*WHAT YOU WILL DO*. Every record must be repeated exactly; omit any pictures they contain.

*ROWS*.
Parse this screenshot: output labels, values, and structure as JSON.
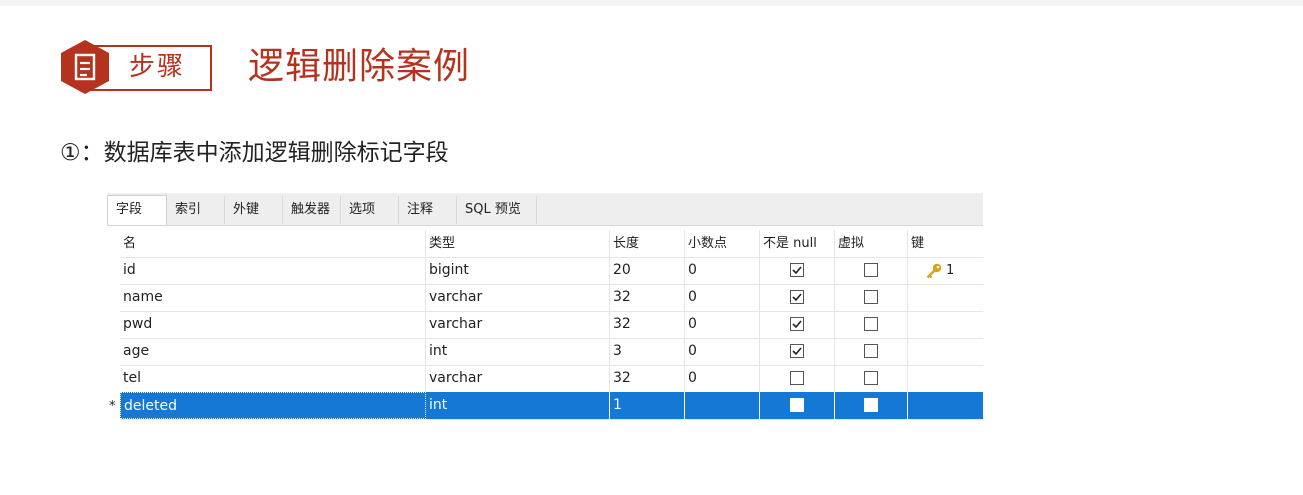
{
  "header": {
    "badge_label": "步骤",
    "title": "逻辑删除案例"
  },
  "step": {
    "text": "①：数据库表中添加逻辑删除标记字段"
  },
  "tabs": [
    "字段",
    "索引",
    "外键",
    "触发器",
    "选项",
    "注释",
    "SQL 预览"
  ],
  "columns": [
    "名",
    "类型",
    "长度",
    "小数点",
    "不是 null",
    "虚拟",
    "键"
  ],
  "rows": [
    {
      "name": "id",
      "type": "bigint",
      "length": "20",
      "decimals": "0",
      "not_null": true,
      "virtual": false,
      "key": "1"
    },
    {
      "name": "name",
      "type": "varchar",
      "length": "32",
      "decimals": "0",
      "not_null": true,
      "virtual": false,
      "key": ""
    },
    {
      "name": "pwd",
      "type": "varchar",
      "length": "32",
      "decimals": "0",
      "not_null": true,
      "virtual": false,
      "key": ""
    },
    {
      "name": "age",
      "type": "int",
      "length": "3",
      "decimals": "0",
      "not_null": true,
      "virtual": false,
      "key": ""
    },
    {
      "name": "tel",
      "type": "varchar",
      "length": "32",
      "decimals": "0",
      "not_null": false,
      "virtual": false,
      "key": ""
    },
    {
      "name": "deleted",
      "type": "int",
      "length": "1",
      "decimals": "",
      "not_null": false,
      "virtual": false,
      "key": "",
      "selected": true,
      "row_marker": "*"
    }
  ],
  "colors": {
    "accent": "#b5331e",
    "selection": "#1478d4",
    "key_icon": "#d9a21b"
  }
}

*WRITTEN RESPONSE*.
Parse this screenshot: output labels, values, and structure as JSON.
{
  "header": {
    "badge_label": "步骤",
    "title": "逻辑删除案例"
  },
  "step": {
    "text": "①：数据库表中添加逻辑删除标记字段"
  },
  "tabs": [
    "字段",
    "索引",
    "外键",
    "触发器",
    "选项",
    "注释",
    "SQL 预览"
  ],
  "columns": [
    "名",
    "类型",
    "长度",
    "小数点",
    "不是 null",
    "虚拟",
    "键"
  ],
  "rows": [
    {
      "name": "id",
      "type": "bigint",
      "length": "20",
      "decimals": "0",
      "not_null": true,
      "virtual": false,
      "key": "1"
    },
    {
      "name": "name",
      "type": "varchar",
      "length": "32",
      "decimals": "0",
      "not_null": true,
      "virtual": false,
      "key": ""
    },
    {
      "name": "pwd",
      "type": "varchar",
      "length": "32",
      "decimals": "0",
      "not_null": true,
      "virtual": false,
      "key": ""
    },
    {
      "name": "age",
      "type": "int",
      "length": "3",
      "decimals": "0",
      "not_null": true,
      "virtual": false,
      "key": ""
    },
    {
      "name": "tel",
      "type": "varchar",
      "length": "32",
      "decimals": "0",
      "not_null": false,
      "virtual": false,
      "key": ""
    },
    {
      "name": "deleted",
      "type": "int",
      "length": "1",
      "decimals": "",
      "not_null": false,
      "virtual": false,
      "key": "",
      "selected": true,
      "row_marker": "*"
    }
  ],
  "colors": {
    "accent": "#b5331e",
    "selection": "#1478d4",
    "key_icon": "#d9a21b"
  }
}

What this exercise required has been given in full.